**Dataset entries**
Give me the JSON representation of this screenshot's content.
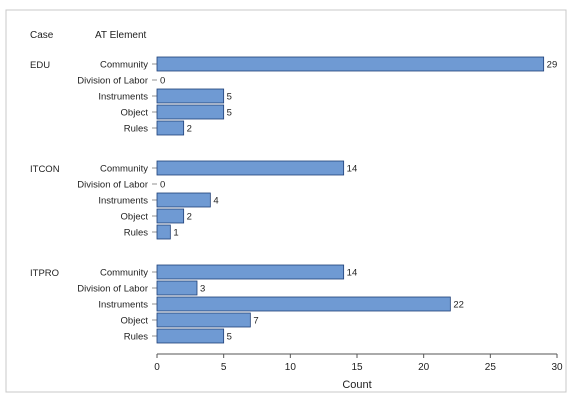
{
  "chart_data": {
    "type": "bar",
    "orientation": "horizontal",
    "header": {
      "group_col": "Case",
      "category_col": "AT Element"
    },
    "xlabel": "Count",
    "xlim": [
      0,
      30
    ],
    "xticks": [
      0,
      5,
      10,
      15,
      20,
      25,
      30
    ],
    "grid": false,
    "groups": [
      {
        "name": "EDU",
        "categories": [
          "Community",
          "Division of Labor",
          "Instruments",
          "Object",
          "Rules"
        ],
        "values": [
          29,
          0,
          5,
          5,
          2
        ]
      },
      {
        "name": "ITCON",
        "categories": [
          "Community",
          "Division of Labor",
          "Instruments",
          "Object",
          "Rules"
        ],
        "values": [
          14,
          0,
          4,
          2,
          1
        ]
      },
      {
        "name": "ITPRO",
        "categories": [
          "Community",
          "Division of Labor",
          "Instruments",
          "Object",
          "Rules"
        ],
        "values": [
          14,
          3,
          22,
          7,
          5
        ]
      }
    ],
    "bar_color": "#6f9ad3",
    "bar_stroke": "#1e3f78",
    "frame_color": "#c8c8c8"
  }
}
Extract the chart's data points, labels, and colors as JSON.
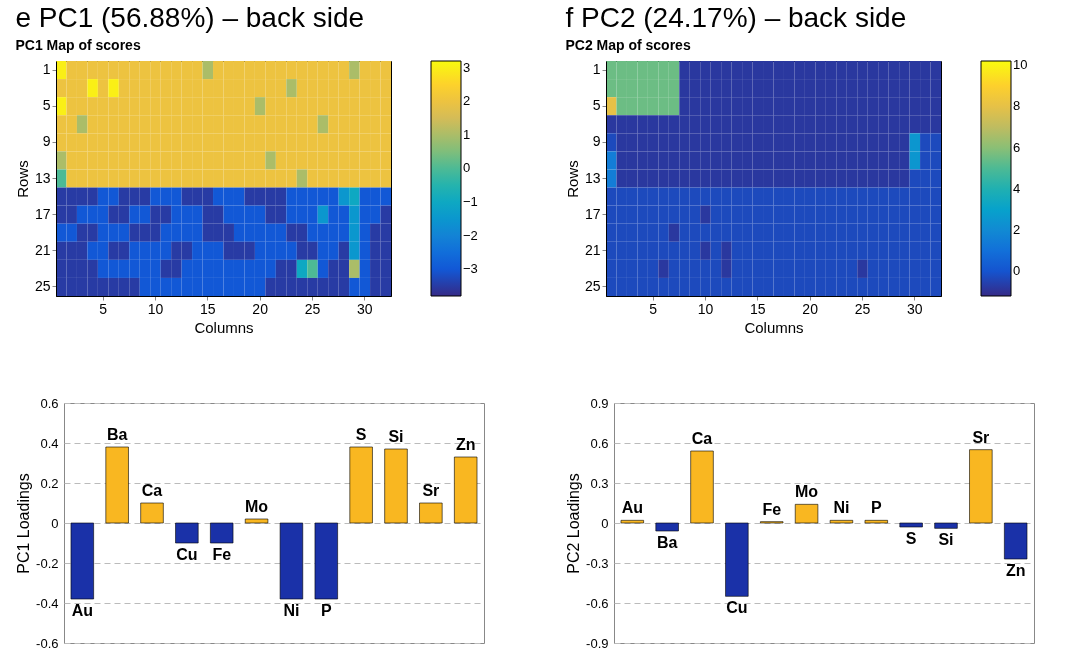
{
  "chart_data": [
    {
      "type": "heatmap",
      "title": "e PC1 (56.88%) – back side",
      "subtitle": "PC1 Map of scores",
      "xlabel": "Columns",
      "ylabel": "Rows",
      "categories": [
        null,
        null,
        null,
        null,
        "5",
        null,
        null,
        null,
        null,
        "10",
        null,
        null,
        null,
        null,
        "15",
        null,
        null,
        null,
        null,
        "20",
        null,
        null,
        null,
        null,
        "25",
        null,
        null,
        null,
        null,
        "30",
        null,
        null
      ],
      "y_categories": [
        "1",
        null,
        "5",
        null,
        "9",
        null,
        "13",
        null,
        "17",
        null,
        "21",
        null,
        "25"
      ],
      "clim": [
        -3.8,
        3.2
      ],
      "cticks": [
        -3,
        -2,
        -1,
        0,
        1,
        2,
        3
      ],
      "cells": [
        [
          3,
          2,
          2,
          2,
          2,
          2,
          2,
          2,
          2,
          2,
          2,
          2,
          2,
          2,
          1,
          2,
          2,
          2,
          2,
          2,
          2,
          2,
          2,
          2,
          2,
          2,
          2,
          2,
          1,
          2,
          2,
          2
        ],
        [
          2,
          2,
          2,
          3,
          2,
          3,
          2,
          2,
          2,
          2,
          2,
          2,
          2,
          2,
          2,
          2,
          2,
          2,
          2,
          2,
          2,
          2,
          1,
          2,
          2,
          2,
          2,
          2,
          2,
          2,
          2,
          2
        ],
        [
          3,
          2,
          2,
          2,
          2,
          2,
          2,
          2,
          2,
          2,
          2,
          2,
          2,
          2,
          2,
          2,
          2,
          2,
          2,
          1,
          2,
          2,
          2,
          2,
          2,
          2,
          2,
          2,
          2,
          2,
          2,
          2
        ],
        [
          2,
          2,
          1,
          2,
          2,
          2,
          2,
          2,
          2,
          2,
          2,
          2,
          2,
          2,
          2,
          2,
          2,
          2,
          2,
          2,
          2,
          2,
          2,
          2,
          2,
          1,
          2,
          2,
          2,
          2,
          2,
          2
        ],
        [
          2,
          2,
          2,
          2,
          2,
          2,
          2,
          2,
          2,
          2,
          2,
          2,
          2,
          2,
          2,
          2,
          2,
          2,
          2,
          2,
          2,
          2,
          2,
          2,
          2,
          2,
          2,
          2,
          2,
          2,
          2,
          2
        ],
        [
          1,
          2,
          2,
          2,
          2,
          2,
          2,
          2,
          2,
          2,
          2,
          2,
          2,
          2,
          2,
          2,
          2,
          2,
          2,
          2,
          1,
          2,
          2,
          2,
          2,
          2,
          2,
          2,
          2,
          2,
          2,
          2
        ],
        [
          0,
          2,
          2,
          2,
          2,
          2,
          2,
          2,
          2,
          2,
          2,
          2,
          2,
          2,
          2,
          2,
          2,
          2,
          2,
          2,
          2,
          2,
          2,
          1,
          2,
          2,
          2,
          2,
          2,
          2,
          2,
          2
        ],
        [
          -3.5,
          -3.5,
          -3.5,
          -3.5,
          -3,
          -3,
          -3.5,
          -3.5,
          -3.5,
          -3,
          -3,
          -3,
          -3.5,
          -3.5,
          -3.5,
          -3,
          -3,
          -3,
          -3.5,
          -3.5,
          -3.5,
          -3.5,
          -3,
          -3,
          -3,
          -3,
          -3,
          -1.5,
          -1,
          -3,
          -3,
          -3
        ],
        [
          -3.5,
          -3.5,
          -3,
          -3,
          -3,
          -3.5,
          -3.5,
          -3,
          -3,
          -3.5,
          -3.5,
          -3,
          -3,
          -3,
          -3.5,
          -3.5,
          -3,
          -3,
          -3,
          -3,
          -3.5,
          -3.5,
          -3,
          -3,
          -3,
          -1.5,
          -3,
          -3,
          -1.5,
          -3,
          -3,
          -3.5
        ],
        [
          -3,
          -3,
          -3.5,
          -3.5,
          -3,
          -3,
          -3,
          -3.5,
          -3.5,
          -3.5,
          -3,
          -3,
          -3,
          -3,
          -3.5,
          -3.5,
          -3.5,
          -3,
          -3,
          -3,
          -3,
          -3,
          -3.5,
          -3.5,
          -3,
          -3,
          -3,
          -3,
          -1.5,
          -3,
          -3.5,
          -3.5
        ],
        [
          -3.5,
          -3.5,
          -3.5,
          -3,
          -3,
          -3.5,
          -3.5,
          -3,
          -3,
          -3,
          -3,
          -3.5,
          -3.5,
          -3,
          -3,
          -3,
          -3.5,
          -3.5,
          -3.5,
          -3,
          -3,
          -3,
          -3,
          -3.5,
          -3.5,
          -3,
          -3,
          -3.5,
          -1.5,
          -3,
          -3.5,
          -3.5
        ],
        [
          -3.5,
          -3.5,
          -3.5,
          -3.5,
          -3,
          -3,
          -3,
          -3,
          -3,
          -3,
          -3.5,
          -3.5,
          -3,
          -3,
          -3,
          -3,
          -3,
          -3,
          -3,
          -3,
          -3,
          -3.5,
          -3.5,
          -1,
          0,
          -3,
          -3.5,
          -3.5,
          1,
          -3,
          -3.5,
          -3.5
        ],
        [
          -3.5,
          -3.5,
          -3.5,
          -3.5,
          -3.5,
          -3.5,
          -3.5,
          -3.5,
          -3,
          -3,
          -3,
          -3,
          -3,
          -3,
          -3,
          -3,
          -3,
          -3,
          -3,
          -3,
          -3.5,
          -3.5,
          -3.5,
          -3.5,
          -3.5,
          -3.5,
          -3.5,
          -3.5,
          -3,
          -3,
          -3.5,
          -3.5
        ]
      ]
    },
    {
      "type": "bar",
      "ylabel": "PC1 Loadings",
      "categories": [
        "Au",
        "Ba",
        "Ca",
        "Cu",
        "Fe",
        "Mo",
        "Ni",
        "P",
        "S",
        "Si",
        "Sr",
        "Zn"
      ],
      "values": [
        -0.38,
        0.38,
        0.1,
        -0.1,
        -0.1,
        0.02,
        -0.38,
        -0.38,
        0.38,
        0.37,
        0.1,
        0.33
      ],
      "colors": [
        "#1a31a8",
        "#f9b721",
        "#f9b721",
        "#1a31a8",
        "#1a31a8",
        "#f9b721",
        "#1a31a8",
        "#1a31a8",
        "#f9b721",
        "#f9b721",
        "#f9b721",
        "#f9b721"
      ],
      "ylim": [
        -0.6,
        0.6
      ],
      "yticks": [
        -0.6,
        -0.4,
        -0.2,
        0,
        0.2,
        0.4,
        0.6
      ],
      "grid": "y"
    },
    {
      "type": "heatmap",
      "title": "f PC2 (24.17%) – back side",
      "subtitle": "PC2 Map of scores",
      "xlabel": "Columns",
      "ylabel": "Rows",
      "categories": [
        null,
        null,
        null,
        null,
        "5",
        null,
        null,
        null,
        null,
        "10",
        null,
        null,
        null,
        null,
        "15",
        null,
        null,
        null,
        null,
        "20",
        null,
        null,
        null,
        null,
        "25",
        null,
        null,
        null,
        null,
        "30",
        null,
        null
      ],
      "y_categories": [
        "1",
        null,
        "5",
        null,
        "9",
        null,
        "13",
        null,
        "17",
        null,
        "21",
        null,
        "25"
      ],
      "clim": [
        -1.2,
        10.2
      ],
      "cticks": [
        0,
        2,
        4,
        6,
        8,
        10
      ],
      "cells": [
        [
          5.5,
          5.5,
          5.5,
          5.5,
          5.5,
          5.5,
          5.5,
          -0.8,
          -0.8,
          -0.8,
          -0.8,
          -0.8,
          -0.8,
          -0.8,
          -0.8,
          -0.8,
          -0.8,
          -0.8,
          -0.8,
          -0.8,
          -0.8,
          -0.8,
          -0.8,
          -0.8,
          -0.8,
          -0.8,
          -0.8,
          -0.8,
          -0.8,
          -0.8,
          -0.8,
          -0.8
        ],
        [
          5.5,
          5.5,
          5.5,
          5.5,
          5.5,
          5.5,
          5.5,
          -0.8,
          -0.8,
          -0.8,
          -0.8,
          -0.8,
          -0.8,
          -0.8,
          -0.8,
          -0.8,
          -0.8,
          -0.8,
          -0.8,
          -0.8,
          -0.8,
          -0.8,
          -0.8,
          -0.8,
          -0.8,
          -0.8,
          -0.8,
          -0.8,
          -0.8,
          -0.8,
          -0.8,
          -0.8
        ],
        [
          8,
          5.5,
          5.5,
          5.5,
          5.5,
          5.5,
          5.5,
          -0.8,
          -0.8,
          -0.8,
          -0.8,
          -0.8,
          -0.8,
          -0.8,
          -0.8,
          -0.8,
          -0.8,
          -0.8,
          -0.8,
          -0.8,
          -0.8,
          -0.8,
          -0.8,
          -0.8,
          -0.8,
          -0.8,
          -0.8,
          -0.8,
          -0.8,
          -0.8,
          -0.8,
          -0.8
        ],
        [
          -0.8,
          -0.8,
          -0.8,
          -0.8,
          -0.8,
          -0.8,
          -0.8,
          -0.8,
          -0.8,
          -0.8,
          -0.8,
          -0.8,
          -0.8,
          -0.8,
          -0.8,
          -0.8,
          -0.8,
          -0.8,
          -0.8,
          -0.8,
          -0.8,
          -0.8,
          -0.8,
          -0.8,
          -0.8,
          -0.8,
          -0.8,
          -0.8,
          -0.8,
          -0.8,
          -0.8,
          -0.8
        ],
        [
          -0.3,
          -0.8,
          -0.8,
          -0.8,
          -0.8,
          -0.8,
          -0.8,
          -0.8,
          -0.8,
          -0.8,
          -0.8,
          -0.8,
          -0.8,
          -0.8,
          -0.8,
          -0.8,
          -0.8,
          -0.8,
          -0.8,
          -0.8,
          -0.8,
          -0.8,
          -0.8,
          -0.8,
          -0.8,
          -0.8,
          -0.8,
          -0.8,
          -0.8,
          2.5,
          -0.3,
          -0.3
        ],
        [
          1.5,
          -0.8,
          -0.8,
          -0.8,
          -0.8,
          -0.8,
          -0.8,
          -0.8,
          -0.8,
          -0.8,
          -0.8,
          -0.8,
          -0.8,
          -0.8,
          -0.8,
          -0.8,
          -0.8,
          -0.8,
          -0.8,
          -0.8,
          -0.8,
          -0.8,
          -0.8,
          -0.8,
          -0.8,
          -0.8,
          -0.8,
          -0.8,
          -0.8,
          2.5,
          -0.3,
          -0.3
        ],
        [
          1.5,
          -0.8,
          -0.8,
          -0.8,
          -0.8,
          -0.8,
          -0.8,
          -0.8,
          -0.8,
          -0.8,
          -0.8,
          -0.8,
          -0.8,
          -0.8,
          -0.8,
          -0.8,
          -0.8,
          -0.8,
          -0.8,
          -0.8,
          -0.8,
          -0.8,
          -0.8,
          -0.8,
          -0.8,
          -0.8,
          -0.8,
          -0.8,
          -0.8,
          -0.3,
          -0.3,
          -0.3
        ],
        [
          -0.3,
          -0.3,
          -0.3,
          -0.3,
          -0.3,
          -0.3,
          -0.3,
          -0.3,
          -0.3,
          -0.3,
          -0.3,
          -0.3,
          -0.3,
          -0.3,
          -0.3,
          -0.3,
          -0.3,
          -0.3,
          -0.3,
          -0.3,
          -0.3,
          -0.3,
          -0.3,
          -0.3,
          -0.3,
          -0.3,
          -0.3,
          -0.3,
          -0.3,
          -0.3,
          -0.3,
          -0.3
        ],
        [
          -0.3,
          -0.3,
          -0.3,
          -0.3,
          -0.3,
          -0.3,
          -0.3,
          -0.3,
          -0.3,
          -0.8,
          -0.3,
          -0.3,
          -0.3,
          -0.3,
          -0.3,
          -0.3,
          -0.3,
          -0.3,
          -0.3,
          -0.3,
          -0.3,
          -0.3,
          -0.3,
          -0.3,
          -0.3,
          -0.3,
          -0.3,
          -0.3,
          -0.3,
          -0.3,
          -0.3,
          -0.3
        ],
        [
          -0.3,
          -0.3,
          -0.3,
          -0.3,
          -0.3,
          -0.3,
          -0.8,
          -0.3,
          -0.3,
          -0.3,
          -0.3,
          -0.3,
          -0.3,
          -0.3,
          -0.3,
          -0.3,
          -0.3,
          -0.3,
          -0.3,
          -0.3,
          -0.3,
          -0.3,
          -0.3,
          -0.3,
          -0.3,
          -0.3,
          -0.3,
          -0.3,
          -0.3,
          -0.3,
          -0.3,
          -0.3
        ],
        [
          -0.3,
          -0.3,
          -0.3,
          -0.3,
          -0.3,
          -0.3,
          -0.3,
          -0.3,
          -0.3,
          -0.8,
          -0.3,
          -0.8,
          -0.3,
          -0.3,
          -0.3,
          -0.3,
          -0.3,
          -0.3,
          -0.3,
          -0.3,
          -0.3,
          -0.3,
          -0.3,
          -0.3,
          -0.3,
          -0.3,
          -0.3,
          -0.3,
          -0.3,
          -0.3,
          -0.3,
          -0.3
        ],
        [
          -0.3,
          -0.3,
          -0.3,
          -0.3,
          -0.3,
          -0.8,
          -0.3,
          -0.3,
          -0.3,
          -0.3,
          -0.3,
          -0.8,
          -0.3,
          -0.3,
          -0.3,
          -0.3,
          -0.3,
          -0.3,
          -0.3,
          -0.3,
          -0.3,
          -0.3,
          -0.3,
          -0.3,
          -0.8,
          -0.3,
          -0.3,
          -0.3,
          -0.3,
          -0.3,
          -0.3,
          -0.3
        ],
        [
          -0.3,
          -0.3,
          -0.3,
          -0.3,
          -0.3,
          -0.3,
          -0.3,
          -0.3,
          -0.3,
          -0.3,
          -0.3,
          -0.3,
          -0.3,
          -0.3,
          -0.3,
          -0.3,
          -0.3,
          -0.3,
          -0.3,
          -0.3,
          -0.3,
          -0.3,
          -0.3,
          -0.3,
          -0.3,
          -0.3,
          -0.3,
          -0.3,
          -0.3,
          -0.3,
          -0.3,
          -0.3
        ]
      ]
    },
    {
      "type": "bar",
      "ylabel": "PC2 Loadings",
      "categories": [
        "Au",
        "Ba",
        "Ca",
        "Cu",
        "Fe",
        "Mo",
        "Ni",
        "P",
        "S",
        "Si",
        "Sr",
        "Zn"
      ],
      "values": [
        0.02,
        -0.06,
        0.54,
        -0.55,
        0.01,
        0.14,
        0.02,
        0.02,
        -0.03,
        -0.04,
        0.55,
        -0.27
      ],
      "colors": [
        "#f9b721",
        "#1a31a8",
        "#f9b721",
        "#1a31a8",
        "#f9b721",
        "#f9b721",
        "#f9b721",
        "#f9b721",
        "#1a31a8",
        "#1a31a8",
        "#f9b721",
        "#1a31a8"
      ],
      "ylim": [
        -0.9,
        0.9
      ],
      "yticks": [
        -0.9,
        -0.6,
        -0.3,
        0,
        0.3,
        0.6,
        0.9
      ],
      "grid": "y"
    }
  ]
}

**What you will do**
Among the entries above, how many lines include the word "scores"? Give the number with no comment.

**Written solution**
2